◆ EXTRACTED ENTRIES
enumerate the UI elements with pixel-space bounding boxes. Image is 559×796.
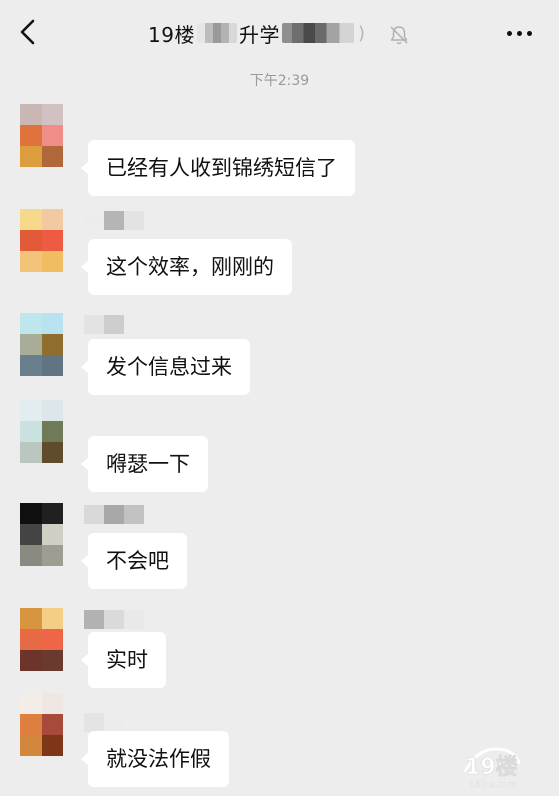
sender-name-redacted [84, 505, 144, 524]
avatar[interactable] [20, 209, 63, 272]
message-bubble[interactable]: 嘚瑟一下 [81, 436, 208, 492]
svg-text:19楼: 19楼 [465, 755, 518, 780]
chat-title-prefix: 19楼 [148, 22, 195, 47]
message-bubble[interactable]: 发个信息过来 [81, 339, 250, 395]
svg-text:19lou.com: 19lou.com [469, 780, 516, 790]
site-watermark-logo: 19楼 19lou.com [459, 742, 549, 790]
avatar[interactable] [20, 693, 63, 756]
avatar[interactable] [20, 503, 63, 566]
sender-name-redacted [84, 713, 124, 732]
avatar[interactable] [20, 400, 63, 463]
chat-header: 19楼 升学 ) [0, 0, 559, 64]
message-bubble[interactable]: 这个效率，刚刚的 [81, 239, 292, 295]
message-bubble[interactable]: 已经有人收到锦绣短信了 [81, 140, 355, 196]
avatar[interactable] [20, 104, 63, 167]
back-button[interactable] [14, 16, 44, 48]
chat-title-suffix: ) [357, 22, 365, 44]
avatar[interactable] [20, 608, 63, 671]
more-dots-icon [517, 31, 522, 36]
message-bubble[interactable]: 实时 [81, 632, 166, 688]
message-timestamp: 下午2:39 [249, 73, 310, 89]
more-dots-icon [507, 31, 512, 36]
bell-muted-icon [388, 24, 410, 46]
message-bubble[interactable]: 就没法作假 [81, 731, 229, 787]
title-redaction [281, 23, 354, 43]
sender-name-redacted [84, 315, 124, 334]
sender-name-redacted [84, 610, 144, 629]
sender-name-redacted [84, 211, 144, 230]
chat-screen: 19楼 升学 ) 下午2:39 已经有人收到锦绣短信了 这个效率，刚刚的 发个信… [0, 0, 559, 796]
chevron-left-icon [20, 19, 35, 45]
chat-title[interactable]: 19楼 升学 ) [148, 18, 365, 48]
more-dots-icon [527, 31, 532, 36]
more-options-button[interactable] [500, 20, 540, 46]
avatar[interactable] [20, 313, 63, 376]
message-bubble[interactable]: 不会吧 [81, 533, 187, 589]
title-redaction [196, 23, 237, 43]
chat-title-middle: 升学 [238, 22, 280, 47]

◆ OBJECTIVE
Reproduce every line of the entries above verbatim, leaving out the picture.

◆ RESPONSE FOR THIS EXERCISE
enumerate the UI elements with pixel-space bounding boxes. Image is 559×796.
sender-name-redacted [84, 505, 144, 524]
avatar[interactable] [20, 209, 63, 272]
message-bubble[interactable]: 嘚瑟一下 [81, 436, 208, 492]
svg-text:19楼: 19楼 [465, 755, 518, 780]
chat-title-prefix: 19楼 [148, 22, 195, 47]
message-bubble[interactable]: 发个信息过来 [81, 339, 250, 395]
svg-text:19lou.com: 19lou.com [469, 780, 516, 790]
site-watermark-logo: 19楼 19lou.com [459, 742, 549, 790]
avatar[interactable] [20, 693, 63, 756]
avatar[interactable] [20, 503, 63, 566]
sender-name-redacted [84, 713, 124, 732]
avatar[interactable] [20, 400, 63, 463]
chat-header: 19楼 升学 ) [0, 0, 559, 64]
message-bubble[interactable]: 这个效率，刚刚的 [81, 239, 292, 295]
message-bubble[interactable]: 已经有人收到锦绣短信了 [81, 140, 355, 196]
avatar[interactable] [20, 104, 63, 167]
back-button[interactable] [14, 16, 44, 48]
chat-title-suffix: ) [357, 22, 365, 44]
avatar[interactable] [20, 608, 63, 671]
more-dots-icon [517, 31, 522, 36]
message-bubble[interactable]: 实时 [81, 632, 166, 688]
message-timestamp: 下午2:39 [249, 73, 310, 89]
more-dots-icon [507, 31, 512, 36]
bell-muted-icon [388, 24, 410, 46]
message-bubble[interactable]: 就没法作假 [81, 731, 229, 787]
title-redaction [281, 23, 354, 43]
sender-name-redacted [84, 315, 124, 334]
sender-name-redacted [84, 610, 144, 629]
sender-name-redacted [84, 211, 144, 230]
chat-screen: 19楼 升学 ) 下午2:39 已经有人收到锦绣短信了 这个效率，刚刚的 发个信… [0, 0, 559, 796]
chevron-left-icon [20, 19, 35, 45]
chat-title[interactable]: 19楼 升学 ) [148, 18, 365, 48]
more-dots-icon [527, 31, 532, 36]
more-options-button[interactable] [500, 20, 540, 46]
avatar[interactable] [20, 313, 63, 376]
message-bubble[interactable]: 不会吧 [81, 533, 187, 589]
title-redaction [196, 23, 237, 43]
chat-title-middle: 升学 [238, 22, 280, 47]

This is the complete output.